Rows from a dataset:
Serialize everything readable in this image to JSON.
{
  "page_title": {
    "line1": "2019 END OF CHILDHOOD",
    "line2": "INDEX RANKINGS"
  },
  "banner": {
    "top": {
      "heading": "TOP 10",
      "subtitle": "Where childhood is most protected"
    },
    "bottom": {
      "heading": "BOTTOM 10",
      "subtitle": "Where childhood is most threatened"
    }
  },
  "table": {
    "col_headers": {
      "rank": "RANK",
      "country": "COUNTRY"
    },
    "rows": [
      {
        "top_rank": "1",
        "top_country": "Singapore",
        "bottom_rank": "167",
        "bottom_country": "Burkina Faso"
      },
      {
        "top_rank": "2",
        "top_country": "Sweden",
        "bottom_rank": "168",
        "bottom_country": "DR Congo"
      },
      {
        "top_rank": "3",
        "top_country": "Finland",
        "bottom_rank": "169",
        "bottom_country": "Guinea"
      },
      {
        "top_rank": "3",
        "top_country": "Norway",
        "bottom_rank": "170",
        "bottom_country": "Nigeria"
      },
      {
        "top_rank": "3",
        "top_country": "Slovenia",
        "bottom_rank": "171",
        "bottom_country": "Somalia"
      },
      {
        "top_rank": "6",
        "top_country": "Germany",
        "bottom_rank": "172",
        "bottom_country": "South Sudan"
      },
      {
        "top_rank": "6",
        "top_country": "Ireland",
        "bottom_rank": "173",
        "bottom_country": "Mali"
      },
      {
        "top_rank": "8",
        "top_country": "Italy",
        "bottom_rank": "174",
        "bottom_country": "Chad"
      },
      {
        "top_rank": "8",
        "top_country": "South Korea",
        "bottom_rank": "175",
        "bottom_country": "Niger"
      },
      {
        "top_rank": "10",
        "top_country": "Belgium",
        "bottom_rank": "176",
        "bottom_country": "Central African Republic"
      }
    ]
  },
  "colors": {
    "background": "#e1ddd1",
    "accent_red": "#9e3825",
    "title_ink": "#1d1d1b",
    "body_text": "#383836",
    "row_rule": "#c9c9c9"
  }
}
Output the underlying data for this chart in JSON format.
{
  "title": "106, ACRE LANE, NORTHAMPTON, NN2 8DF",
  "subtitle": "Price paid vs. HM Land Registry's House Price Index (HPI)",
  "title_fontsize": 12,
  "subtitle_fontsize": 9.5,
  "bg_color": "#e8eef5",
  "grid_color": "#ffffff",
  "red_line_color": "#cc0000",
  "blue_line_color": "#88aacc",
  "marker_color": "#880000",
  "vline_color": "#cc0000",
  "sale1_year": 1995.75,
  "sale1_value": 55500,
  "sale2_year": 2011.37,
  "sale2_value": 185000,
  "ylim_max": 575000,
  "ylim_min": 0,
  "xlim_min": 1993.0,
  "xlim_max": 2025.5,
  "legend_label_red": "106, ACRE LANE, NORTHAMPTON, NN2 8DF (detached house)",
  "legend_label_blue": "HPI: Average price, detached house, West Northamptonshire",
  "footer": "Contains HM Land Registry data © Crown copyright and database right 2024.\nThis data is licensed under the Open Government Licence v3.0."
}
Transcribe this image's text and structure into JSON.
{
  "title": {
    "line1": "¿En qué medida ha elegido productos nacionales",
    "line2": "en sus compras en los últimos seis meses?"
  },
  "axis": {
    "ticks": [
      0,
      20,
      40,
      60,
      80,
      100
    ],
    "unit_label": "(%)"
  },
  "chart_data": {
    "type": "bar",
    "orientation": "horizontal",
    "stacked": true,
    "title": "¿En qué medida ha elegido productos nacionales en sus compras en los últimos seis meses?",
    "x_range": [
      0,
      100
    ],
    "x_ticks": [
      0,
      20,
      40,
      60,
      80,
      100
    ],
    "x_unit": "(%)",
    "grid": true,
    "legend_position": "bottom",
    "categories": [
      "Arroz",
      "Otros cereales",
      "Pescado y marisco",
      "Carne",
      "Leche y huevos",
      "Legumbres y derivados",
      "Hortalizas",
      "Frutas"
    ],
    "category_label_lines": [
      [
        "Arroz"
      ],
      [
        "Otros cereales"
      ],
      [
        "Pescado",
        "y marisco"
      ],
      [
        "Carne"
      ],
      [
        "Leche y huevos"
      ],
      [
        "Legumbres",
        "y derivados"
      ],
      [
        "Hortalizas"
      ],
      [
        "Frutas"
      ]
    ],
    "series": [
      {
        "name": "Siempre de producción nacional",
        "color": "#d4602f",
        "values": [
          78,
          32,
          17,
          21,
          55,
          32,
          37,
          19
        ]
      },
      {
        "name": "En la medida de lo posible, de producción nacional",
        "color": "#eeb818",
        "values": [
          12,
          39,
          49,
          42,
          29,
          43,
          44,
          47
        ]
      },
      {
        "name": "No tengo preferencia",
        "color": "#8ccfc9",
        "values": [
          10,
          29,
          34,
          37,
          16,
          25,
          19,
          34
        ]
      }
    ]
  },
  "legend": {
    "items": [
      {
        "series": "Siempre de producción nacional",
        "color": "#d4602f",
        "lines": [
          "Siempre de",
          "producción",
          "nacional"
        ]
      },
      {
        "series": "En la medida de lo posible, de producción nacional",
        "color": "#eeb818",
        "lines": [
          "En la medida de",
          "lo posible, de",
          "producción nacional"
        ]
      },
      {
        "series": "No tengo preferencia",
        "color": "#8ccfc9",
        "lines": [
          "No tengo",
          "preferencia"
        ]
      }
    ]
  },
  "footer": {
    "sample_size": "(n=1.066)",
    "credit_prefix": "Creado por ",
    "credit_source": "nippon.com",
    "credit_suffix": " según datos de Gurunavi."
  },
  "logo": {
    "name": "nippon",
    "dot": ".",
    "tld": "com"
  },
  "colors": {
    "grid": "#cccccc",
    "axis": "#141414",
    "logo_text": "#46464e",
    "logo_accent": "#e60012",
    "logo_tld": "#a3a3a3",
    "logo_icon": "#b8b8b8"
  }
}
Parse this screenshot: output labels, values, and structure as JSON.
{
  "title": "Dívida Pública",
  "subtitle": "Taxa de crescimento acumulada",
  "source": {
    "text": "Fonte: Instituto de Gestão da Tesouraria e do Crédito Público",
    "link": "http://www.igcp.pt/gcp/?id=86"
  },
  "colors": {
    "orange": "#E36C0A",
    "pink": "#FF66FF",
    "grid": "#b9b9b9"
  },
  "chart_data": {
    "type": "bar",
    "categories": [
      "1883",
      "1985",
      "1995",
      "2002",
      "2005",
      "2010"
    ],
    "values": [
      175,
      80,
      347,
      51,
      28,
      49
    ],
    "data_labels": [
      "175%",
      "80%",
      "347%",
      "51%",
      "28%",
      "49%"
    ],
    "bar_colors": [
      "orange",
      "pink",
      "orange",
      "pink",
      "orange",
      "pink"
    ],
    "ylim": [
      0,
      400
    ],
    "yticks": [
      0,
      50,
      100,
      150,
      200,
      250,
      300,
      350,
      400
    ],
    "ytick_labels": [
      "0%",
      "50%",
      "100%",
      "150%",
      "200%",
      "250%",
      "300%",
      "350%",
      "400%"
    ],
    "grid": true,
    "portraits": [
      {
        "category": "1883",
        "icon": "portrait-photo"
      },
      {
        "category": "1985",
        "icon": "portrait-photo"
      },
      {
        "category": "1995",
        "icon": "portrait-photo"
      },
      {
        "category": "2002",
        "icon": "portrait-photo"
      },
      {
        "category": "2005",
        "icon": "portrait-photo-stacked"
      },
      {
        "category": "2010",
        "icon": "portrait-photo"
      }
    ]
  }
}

◆ **SET PROBLEM**: Reproduce the complete set of lines precisely as supplied.

◆ **ANSWER IN FULL**:
Serialize everything readable in this image to JSON.
{
  "page_title": {
    "line1": "2019 END OF CHILDHOOD",
    "line2": "INDEX RANKINGS"
  },
  "banner": {
    "top": {
      "heading": "TOP 10",
      "subtitle": "Where childhood is most protected"
    },
    "bottom": {
      "heading": "BOTTOM 10",
      "subtitle": "Where childhood is most threatened"
    }
  },
  "table": {
    "col_headers": {
      "rank": "RANK",
      "country": "COUNTRY"
    },
    "rows": [
      {
        "top_rank": "1",
        "top_country": "Singapore",
        "bottom_rank": "167",
        "bottom_country": "Burkina Faso"
      },
      {
        "top_rank": "2",
        "top_country": "Sweden",
        "bottom_rank": "168",
        "bottom_country": "DR Congo"
      },
      {
        "top_rank": "3",
        "top_country": "Finland",
        "bottom_rank": "169",
        "bottom_country": "Guinea"
      },
      {
        "top_rank": "3",
        "top_country": "Norway",
        "bottom_rank": "170",
        "bottom_country": "Nigeria"
      },
      {
        "top_rank": "3",
        "top_country": "Slovenia",
        "bottom_rank": "171",
        "bottom_country": "Somalia"
      },
      {
        "top_rank": "6",
        "top_country": "Germany",
        "bottom_rank": "172",
        "bottom_country": "South Sudan"
      },
      {
        "top_rank": "6",
        "top_country": "Ireland",
        "bottom_rank": "173",
        "bottom_country": "Mali"
      },
      {
        "top_rank": "8",
        "top_country": "Italy",
        "bottom_rank": "174",
        "bottom_country": "Chad"
      },
      {
        "top_rank": "8",
        "top_country": "South Korea",
        "bottom_rank": "175",
        "bottom_country": "Niger"
      },
      {
        "top_rank": "10",
        "top_country": "Belgium",
        "bottom_rank": "176",
        "bottom_country": "Central African Republic"
      }
    ]
  },
  "colors": {
    "background": "#e1ddd1",
    "accent_red": "#9e3825",
    "title_ink": "#1d1d1b",
    "body_text": "#383836",
    "row_rule": "#c9c9c9"
  }
}
Output the underlying data for this chart in JSON format.
{
  "title": "106, ACRE LANE, NORTHAMPTON, NN2 8DF",
  "subtitle": "Price paid vs. HM Land Registry's House Price Index (HPI)",
  "title_fontsize": 12,
  "subtitle_fontsize": 9.5,
  "bg_color": "#e8eef5",
  "grid_color": "#ffffff",
  "red_line_color": "#cc0000",
  "blue_line_color": "#88aacc",
  "marker_color": "#880000",
  "vline_color": "#cc0000",
  "sale1_year": 1995.75,
  "sale1_value": 55500,
  "sale2_year": 2011.37,
  "sale2_value": 185000,
  "ylim_max": 575000,
  "ylim_min": 0,
  "xlim_min": 1993.0,
  "xlim_max": 2025.5,
  "legend_label_red": "106, ACRE LANE, NORTHAMPTON, NN2 8DF (detached house)",
  "legend_label_blue": "HPI: Average price, detached house, West Northamptonshire",
  "footer": "Contains HM Land Registry data © Crown copyright and database right 2024.\nThis data is licensed under the Open Government Licence v3.0."
}
Transcribe this image's text and structure into JSON.
{
  "title": {
    "line1": "¿En qué medida ha elegido productos nacionales",
    "line2": "en sus compras en los últimos seis meses?"
  },
  "axis": {
    "ticks": [
      0,
      20,
      40,
      60,
      80,
      100
    ],
    "unit_label": "(%)"
  },
  "chart_data": {
    "type": "bar",
    "orientation": "horizontal",
    "stacked": true,
    "title": "¿En qué medida ha elegido productos nacionales en sus compras en los últimos seis meses?",
    "x_range": [
      0,
      100
    ],
    "x_ticks": [
      0,
      20,
      40,
      60,
      80,
      100
    ],
    "x_unit": "(%)",
    "grid": true,
    "legend_position": "bottom",
    "categories": [
      "Arroz",
      "Otros cereales",
      "Pescado y marisco",
      "Carne",
      "Leche y huevos",
      "Legumbres y derivados",
      "Hortalizas",
      "Frutas"
    ],
    "category_label_lines": [
      [
        "Arroz"
      ],
      [
        "Otros cereales"
      ],
      [
        "Pescado",
        "y marisco"
      ],
      [
        "Carne"
      ],
      [
        "Leche y huevos"
      ],
      [
        "Legumbres",
        "y derivados"
      ],
      [
        "Hortalizas"
      ],
      [
        "Frutas"
      ]
    ],
    "series": [
      {
        "name": "Siempre de producción nacional",
        "color": "#d4602f",
        "values": [
          78,
          32,
          17,
          21,
          55,
          32,
          37,
          19
        ]
      },
      {
        "name": "En la medida de lo posible, de producción nacional",
        "color": "#eeb818",
        "values": [
          12,
          39,
          49,
          42,
          29,
          43,
          44,
          47
        ]
      },
      {
        "name": "No tengo preferencia",
        "color": "#8ccfc9",
        "values": [
          10,
          29,
          34,
          37,
          16,
          25,
          19,
          34
        ]
      }
    ]
  },
  "legend": {
    "items": [
      {
        "series": "Siempre de producción nacional",
        "color": "#d4602f",
        "lines": [
          "Siempre de",
          "producción",
          "nacional"
        ]
      },
      {
        "series": "En la medida de lo posible, de producción nacional",
        "color": "#eeb818",
        "lines": [
          "En la medida de",
          "lo posible, de",
          "producción nacional"
        ]
      },
      {
        "series": "No tengo preferencia",
        "color": "#8ccfc9",
        "lines": [
          "No tengo",
          "preferencia"
        ]
      }
    ]
  },
  "footer": {
    "sample_size": "(n=1.066)",
    "credit_prefix": "Creado por ",
    "credit_source": "nippon.com",
    "credit_suffix": " según datos de Gurunavi."
  },
  "logo": {
    "name": "nippon",
    "dot": ".",
    "tld": "com"
  },
  "colors": {
    "grid": "#cccccc",
    "axis": "#141414",
    "logo_text": "#46464e",
    "logo_accent": "#e60012",
    "logo_tld": "#a3a3a3",
    "logo_icon": "#b8b8b8"
  }
}
Parse this screenshot: output labels, values, and structure as JSON.
{
  "title": "Dívida Pública",
  "subtitle": "Taxa de crescimento acumulada",
  "source": {
    "text": "Fonte: Instituto de Gestão da Tesouraria e do Crédito Público",
    "link": "http://www.igcp.pt/gcp/?id=86"
  },
  "colors": {
    "orange": "#E36C0A",
    "pink": "#FF66FF",
    "grid": "#b9b9b9"
  },
  "chart_data": {
    "type": "bar",
    "categories": [
      "1883",
      "1985",
      "1995",
      "2002",
      "2005",
      "2010"
    ],
    "values": [
      175,
      80,
      347,
      51,
      28,
      49
    ],
    "data_labels": [
      "175%",
      "80%",
      "347%",
      "51%",
      "28%",
      "49%"
    ],
    "bar_colors": [
      "orange",
      "pink",
      "orange",
      "pink",
      "orange",
      "pink"
    ],
    "ylim": [
      0,
      400
    ],
    "yticks": [
      0,
      50,
      100,
      150,
      200,
      250,
      300,
      350,
      400
    ],
    "ytick_labels": [
      "0%",
      "50%",
      "100%",
      "150%",
      "200%",
      "250%",
      "300%",
      "350%",
      "400%"
    ],
    "grid": true,
    "portraits": [
      {
        "category": "1883",
        "icon": "portrait-photo"
      },
      {
        "category": "1985",
        "icon": "portrait-photo"
      },
      {
        "category": "1995",
        "icon": "portrait-photo"
      },
      {
        "category": "2002",
        "icon": "portrait-photo"
      },
      {
        "category": "2005",
        "icon": "portrait-photo-stacked"
      },
      {
        "category": "2010",
        "icon": "portrait-photo"
      }
    ]
  }
}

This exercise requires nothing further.